** start RECORDS FOR THIS EXERCISE **

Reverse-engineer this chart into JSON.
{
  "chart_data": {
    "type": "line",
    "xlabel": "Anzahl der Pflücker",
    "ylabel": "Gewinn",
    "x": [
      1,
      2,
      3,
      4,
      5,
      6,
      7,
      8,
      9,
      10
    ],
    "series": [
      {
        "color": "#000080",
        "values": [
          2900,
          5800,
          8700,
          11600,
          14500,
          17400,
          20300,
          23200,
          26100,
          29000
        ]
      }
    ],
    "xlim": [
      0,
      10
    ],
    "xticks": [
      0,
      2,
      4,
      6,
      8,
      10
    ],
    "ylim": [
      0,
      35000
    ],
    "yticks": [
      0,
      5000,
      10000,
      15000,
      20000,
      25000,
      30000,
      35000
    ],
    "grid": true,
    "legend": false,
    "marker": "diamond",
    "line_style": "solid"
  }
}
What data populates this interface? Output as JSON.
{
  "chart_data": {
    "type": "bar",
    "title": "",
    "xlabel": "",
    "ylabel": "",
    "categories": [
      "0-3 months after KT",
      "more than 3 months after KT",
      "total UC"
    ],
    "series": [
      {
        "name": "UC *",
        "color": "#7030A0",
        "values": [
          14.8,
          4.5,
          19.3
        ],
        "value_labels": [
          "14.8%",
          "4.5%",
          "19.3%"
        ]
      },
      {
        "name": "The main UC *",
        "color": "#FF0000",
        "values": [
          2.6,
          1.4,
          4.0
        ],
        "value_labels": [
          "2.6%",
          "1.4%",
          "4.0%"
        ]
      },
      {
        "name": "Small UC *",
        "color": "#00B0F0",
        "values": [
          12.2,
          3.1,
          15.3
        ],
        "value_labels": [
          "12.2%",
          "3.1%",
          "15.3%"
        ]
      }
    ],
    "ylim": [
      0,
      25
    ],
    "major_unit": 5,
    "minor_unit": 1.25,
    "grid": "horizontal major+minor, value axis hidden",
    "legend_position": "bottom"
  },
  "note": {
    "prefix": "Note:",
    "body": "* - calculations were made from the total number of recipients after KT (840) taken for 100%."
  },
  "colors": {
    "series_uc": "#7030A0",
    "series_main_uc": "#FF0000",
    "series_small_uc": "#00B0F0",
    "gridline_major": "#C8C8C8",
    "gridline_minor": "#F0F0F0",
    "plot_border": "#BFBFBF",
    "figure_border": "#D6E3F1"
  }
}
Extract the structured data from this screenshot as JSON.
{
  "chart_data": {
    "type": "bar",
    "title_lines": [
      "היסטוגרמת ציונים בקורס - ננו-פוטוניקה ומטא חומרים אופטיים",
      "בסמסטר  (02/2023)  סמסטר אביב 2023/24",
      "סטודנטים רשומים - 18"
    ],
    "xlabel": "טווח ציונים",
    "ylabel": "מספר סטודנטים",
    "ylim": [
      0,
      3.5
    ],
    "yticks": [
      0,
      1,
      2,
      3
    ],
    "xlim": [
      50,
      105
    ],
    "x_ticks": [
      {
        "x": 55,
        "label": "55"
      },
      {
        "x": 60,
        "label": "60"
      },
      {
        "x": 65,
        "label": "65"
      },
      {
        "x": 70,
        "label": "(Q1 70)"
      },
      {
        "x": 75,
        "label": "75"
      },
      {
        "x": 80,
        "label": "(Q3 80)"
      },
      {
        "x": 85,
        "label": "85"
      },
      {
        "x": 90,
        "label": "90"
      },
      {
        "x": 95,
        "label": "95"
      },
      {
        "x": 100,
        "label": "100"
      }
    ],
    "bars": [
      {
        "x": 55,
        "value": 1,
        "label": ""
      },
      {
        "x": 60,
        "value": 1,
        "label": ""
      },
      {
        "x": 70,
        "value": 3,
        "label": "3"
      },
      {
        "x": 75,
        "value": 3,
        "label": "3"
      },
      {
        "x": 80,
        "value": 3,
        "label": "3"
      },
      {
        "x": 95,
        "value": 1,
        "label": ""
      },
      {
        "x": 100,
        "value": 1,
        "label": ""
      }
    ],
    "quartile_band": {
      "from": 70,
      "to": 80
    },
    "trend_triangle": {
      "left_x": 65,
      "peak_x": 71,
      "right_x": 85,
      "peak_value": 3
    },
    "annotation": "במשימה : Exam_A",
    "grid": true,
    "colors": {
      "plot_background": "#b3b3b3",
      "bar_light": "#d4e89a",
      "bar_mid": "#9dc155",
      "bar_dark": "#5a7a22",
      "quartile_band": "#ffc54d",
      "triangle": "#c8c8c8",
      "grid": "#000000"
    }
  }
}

** end RECORDS FOR THIS EXERCISE **

▶ _WRITTEN INSTRUCTION_: Give the entries once more, exactly as they appear.

▶ _WRITTEN ANSWER_:
Reverse-engineer this chart into JSON.
{
  "chart_data": {
    "type": "line",
    "xlabel": "Anzahl der Pflücker",
    "ylabel": "Gewinn",
    "x": [
      1,
      2,
      3,
      4,
      5,
      6,
      7,
      8,
      9,
      10
    ],
    "series": [
      {
        "color": "#000080",
        "values": [
          2900,
          5800,
          8700,
          11600,
          14500,
          17400,
          20300,
          23200,
          26100,
          29000
        ]
      }
    ],
    "xlim": [
      0,
      10
    ],
    "xticks": [
      0,
      2,
      4,
      6,
      8,
      10
    ],
    "ylim": [
      0,
      35000
    ],
    "yticks": [
      0,
      5000,
      10000,
      15000,
      20000,
      25000,
      30000,
      35000
    ],
    "grid": true,
    "legend": false,
    "marker": "diamond",
    "line_style": "solid"
  }
}
What data populates this interface? Output as JSON.
{
  "chart_data": {
    "type": "bar",
    "title": "",
    "xlabel": "",
    "ylabel": "",
    "categories": [
      "0-3 months after KT",
      "more than 3 months after KT",
      "total UC"
    ],
    "series": [
      {
        "name": "UC *",
        "color": "#7030A0",
        "values": [
          14.8,
          4.5,
          19.3
        ],
        "value_labels": [
          "14.8%",
          "4.5%",
          "19.3%"
        ]
      },
      {
        "name": "The main UC *",
        "color": "#FF0000",
        "values": [
          2.6,
          1.4,
          4.0
        ],
        "value_labels": [
          "2.6%",
          "1.4%",
          "4.0%"
        ]
      },
      {
        "name": "Small UC *",
        "color": "#00B0F0",
        "values": [
          12.2,
          3.1,
          15.3
        ],
        "value_labels": [
          "12.2%",
          "3.1%",
          "15.3%"
        ]
      }
    ],
    "ylim": [
      0,
      25
    ],
    "major_unit": 5,
    "minor_unit": 1.25,
    "grid": "horizontal major+minor, value axis hidden",
    "legend_position": "bottom"
  },
  "note": {
    "prefix": "Note:",
    "body": "* - calculations were made from the total number of recipients after KT (840) taken for 100%."
  },
  "colors": {
    "series_uc": "#7030A0",
    "series_main_uc": "#FF0000",
    "series_small_uc": "#00B0F0",
    "gridline_major": "#C8C8C8",
    "gridline_minor": "#F0F0F0",
    "plot_border": "#BFBFBF",
    "figure_border": "#D6E3F1"
  }
}
Extract the structured data from this screenshot as JSON.
{
  "chart_data": {
    "type": "bar",
    "title_lines": [
      "היסטוגרמת ציונים בקורס - ננו-פוטוניקה ומטא חומרים אופטיים",
      "בסמסטר  (02/2023)  סמסטר אביב 2023/24",
      "סטודנטים רשומים - 18"
    ],
    "xlabel": "טווח ציונים",
    "ylabel": "מספר סטודנטים",
    "ylim": [
      0,
      3.5
    ],
    "yticks": [
      0,
      1,
      2,
      3
    ],
    "xlim": [
      50,
      105
    ],
    "x_ticks": [
      {
        "x": 55,
        "label": "55"
      },
      {
        "x": 60,
        "label": "60"
      },
      {
        "x": 65,
        "label": "65"
      },
      {
        "x": 70,
        "label": "(Q1 70)"
      },
      {
        "x": 75,
        "label": "75"
      },
      {
        "x": 80,
        "label": "(Q3 80)"
      },
      {
        "x": 85,
        "label": "85"
      },
      {
        "x": 90,
        "label": "90"
      },
      {
        "x": 95,
        "label": "95"
      },
      {
        "x": 100,
        "label": "100"
      }
    ],
    "bars": [
      {
        "x": 55,
        "value": 1,
        "label": ""
      },
      {
        "x": 60,
        "value": 1,
        "label": ""
      },
      {
        "x": 70,
        "value": 3,
        "label": "3"
      },
      {
        "x": 75,
        "value": 3,
        "label": "3"
      },
      {
        "x": 80,
        "value": 3,
        "label": "3"
      },
      {
        "x": 95,
        "value": 1,
        "label": ""
      },
      {
        "x": 100,
        "value": 1,
        "label": ""
      }
    ],
    "quartile_band": {
      "from": 70,
      "to": 80
    },
    "trend_triangle": {
      "left_x": 65,
      "peak_x": 71,
      "right_x": 85,
      "peak_value": 3
    },
    "annotation": "במשימה : Exam_A",
    "grid": true,
    "colors": {
      "plot_background": "#b3b3b3",
      "bar_light": "#d4e89a",
      "bar_mid": "#9dc155",
      "bar_dark": "#5a7a22",
      "quartile_band": "#ffc54d",
      "triangle": "#c8c8c8",
      "grid": "#000000"
    }
  }
}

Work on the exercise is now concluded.